#### TO DO:
Without the pictures, copy the entries below word for word.

#### EXCERPTED DATA:
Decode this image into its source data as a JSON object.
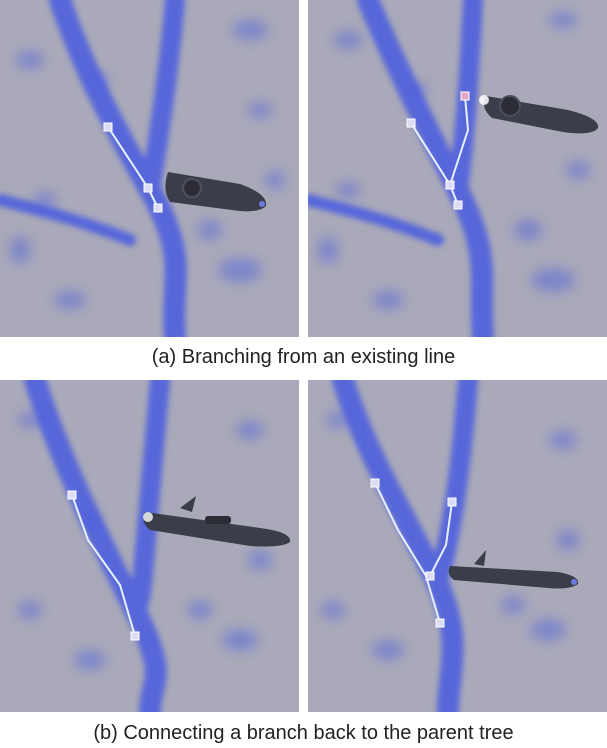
{
  "figure": {
    "panels": [
      {
        "id": "a-left",
        "controller": "upright",
        "state": "before-branch"
      },
      {
        "id": "a-right",
        "controller": "upright-raised",
        "state": "branch-drawn"
      },
      {
        "id": "b-left",
        "controller": "angled",
        "state": "branch-open"
      },
      {
        "id": "b-right",
        "controller": "angled",
        "state": "branch-connected"
      }
    ],
    "captions": {
      "a": "(a) Branching from an existing line",
      "b": "(b) Connecting a branch back to the parent tree"
    },
    "colors": {
      "background": "#a9a9b9",
      "neurite": "#4a5ce0",
      "trace_line": "#e6f2ff",
      "node": "#dcdcf5",
      "controller": "#3b3d48"
    }
  }
}
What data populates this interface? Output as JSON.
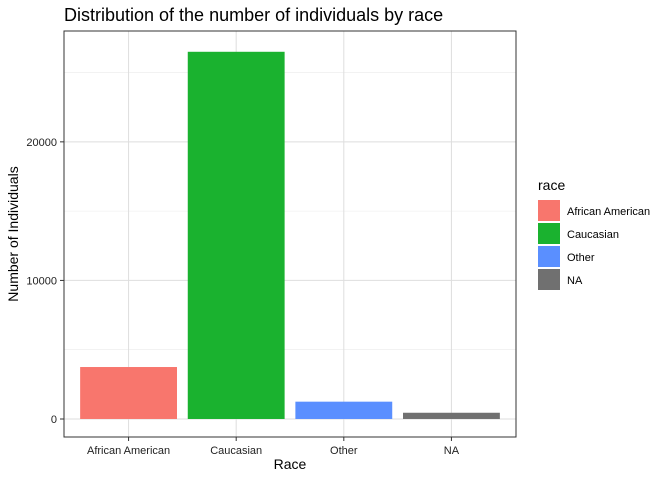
{
  "chart_data": {
    "type": "bar",
    "title": "Distribution of the number of individuals by race",
    "xlabel": "Race",
    "ylabel": "Number of Individuals",
    "categories": [
      "African American",
      "Caucasian",
      "Other",
      "NA"
    ],
    "values": [
      3750,
      26500,
      1250,
      450
    ],
    "colors": [
      "#F8766D",
      "#1AB22F",
      "#5A8FFF",
      "#707070"
    ],
    "ylim": [
      -1300,
      28000
    ],
    "yticks": [
      0,
      10000,
      20000
    ],
    "ytick_labels": [
      "0",
      "10000",
      "20000"
    ],
    "grid": true,
    "legend": {
      "title": "race",
      "placement": "right",
      "entries": [
        "African American",
        "Caucasian",
        "Other",
        "NA"
      ]
    }
  }
}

#### RESPONSE TO THE EXERCISE:
Decode this image into its source data as a JSON object.
{
  "figure": {
    "panels": [
      {
        "id": "a-left",
        "controller": "upright",
        "state": "before-branch"
      },
      {
        "id": "a-right",
        "controller": "upright-raised",
        "state": "branch-drawn"
      },
      {
        "id": "b-left",
        "controller": "angled",
        "state": "branch-open"
      },
      {
        "id": "b-right",
        "controller": "angled",
        "state": "branch-connected"
      }
    ],
    "captions": {
      "a": "(a) Branching from an existing line",
      "b": "(b) Connecting a branch back to the parent tree"
    },
    "colors": {
      "background": "#a9a9b9",
      "neurite": "#4a5ce0",
      "trace_line": "#e6f2ff",
      "node": "#dcdcf5",
      "controller": "#3b3d48"
    }
  }
}
What data populates this interface? Output as JSON.
{
  "chart_data": {
    "type": "bar",
    "title": "Distribution of the number of individuals by race",
    "xlabel": "Race",
    "ylabel": "Number of Individuals",
    "categories": [
      "African American",
      "Caucasian",
      "Other",
      "NA"
    ],
    "values": [
      3750,
      26500,
      1250,
      450
    ],
    "colors": [
      "#F8766D",
      "#1AB22F",
      "#5A8FFF",
      "#707070"
    ],
    "ylim": [
      -1300,
      28000
    ],
    "yticks": [
      0,
      10000,
      20000
    ],
    "ytick_labels": [
      "0",
      "10000",
      "20000"
    ],
    "grid": true,
    "legend": {
      "title": "race",
      "placement": "right",
      "entries": [
        "African American",
        "Caucasian",
        "Other",
        "NA"
      ]
    }
  }
}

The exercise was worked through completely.